Aim of the task: Determine how many lines of the material hold the string "热点命题导写" and reply with only that number.

Dataset entries:

___

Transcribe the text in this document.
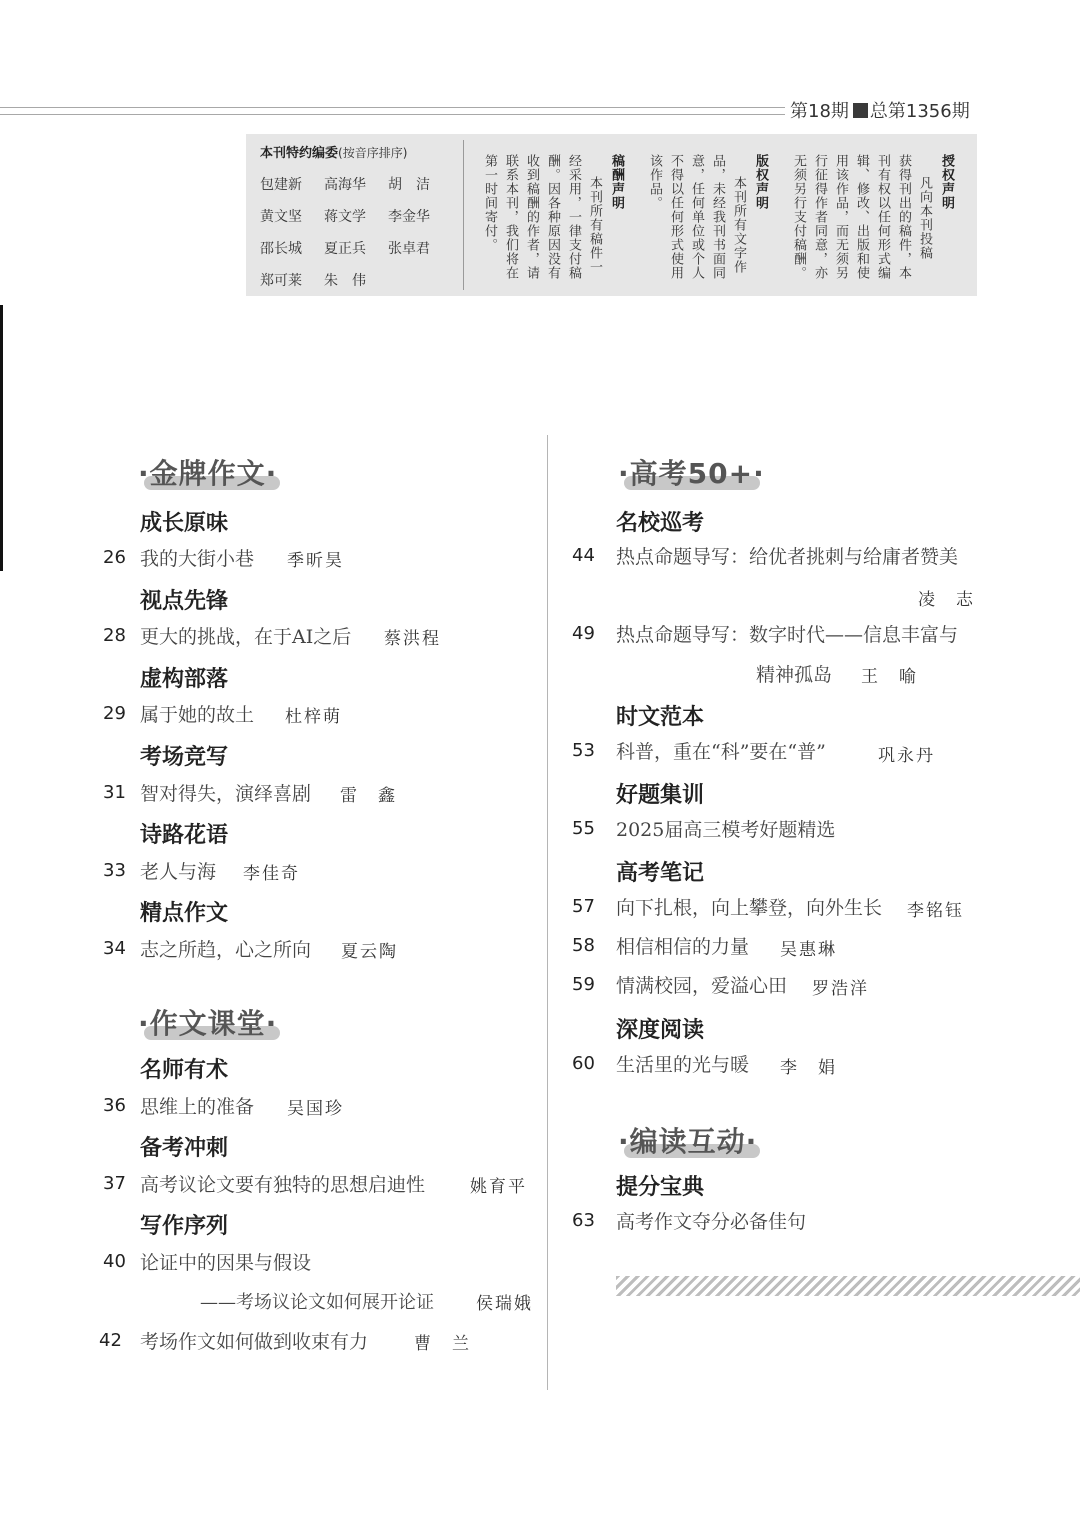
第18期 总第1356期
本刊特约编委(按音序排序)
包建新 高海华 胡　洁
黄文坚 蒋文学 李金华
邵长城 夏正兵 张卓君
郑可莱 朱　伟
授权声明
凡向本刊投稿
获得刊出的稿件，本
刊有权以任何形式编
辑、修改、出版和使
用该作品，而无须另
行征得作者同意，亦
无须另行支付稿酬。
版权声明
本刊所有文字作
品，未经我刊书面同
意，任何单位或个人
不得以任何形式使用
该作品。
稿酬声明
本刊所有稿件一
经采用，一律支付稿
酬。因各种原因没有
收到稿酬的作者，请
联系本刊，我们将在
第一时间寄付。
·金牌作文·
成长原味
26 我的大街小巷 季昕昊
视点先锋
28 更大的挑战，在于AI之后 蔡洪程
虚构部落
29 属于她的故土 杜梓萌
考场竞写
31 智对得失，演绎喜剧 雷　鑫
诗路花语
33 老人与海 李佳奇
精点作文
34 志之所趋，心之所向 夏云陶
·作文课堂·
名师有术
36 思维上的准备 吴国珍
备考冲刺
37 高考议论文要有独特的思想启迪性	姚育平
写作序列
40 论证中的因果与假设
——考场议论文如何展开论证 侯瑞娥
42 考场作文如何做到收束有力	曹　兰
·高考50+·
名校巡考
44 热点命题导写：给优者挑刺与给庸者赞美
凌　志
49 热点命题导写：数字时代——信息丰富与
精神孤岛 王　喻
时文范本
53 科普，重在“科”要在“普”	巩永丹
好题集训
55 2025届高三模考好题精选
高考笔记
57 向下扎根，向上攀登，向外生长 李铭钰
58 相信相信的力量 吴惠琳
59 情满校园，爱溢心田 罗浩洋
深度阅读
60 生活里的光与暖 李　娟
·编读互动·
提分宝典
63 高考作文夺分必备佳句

___

Exercise solution: 2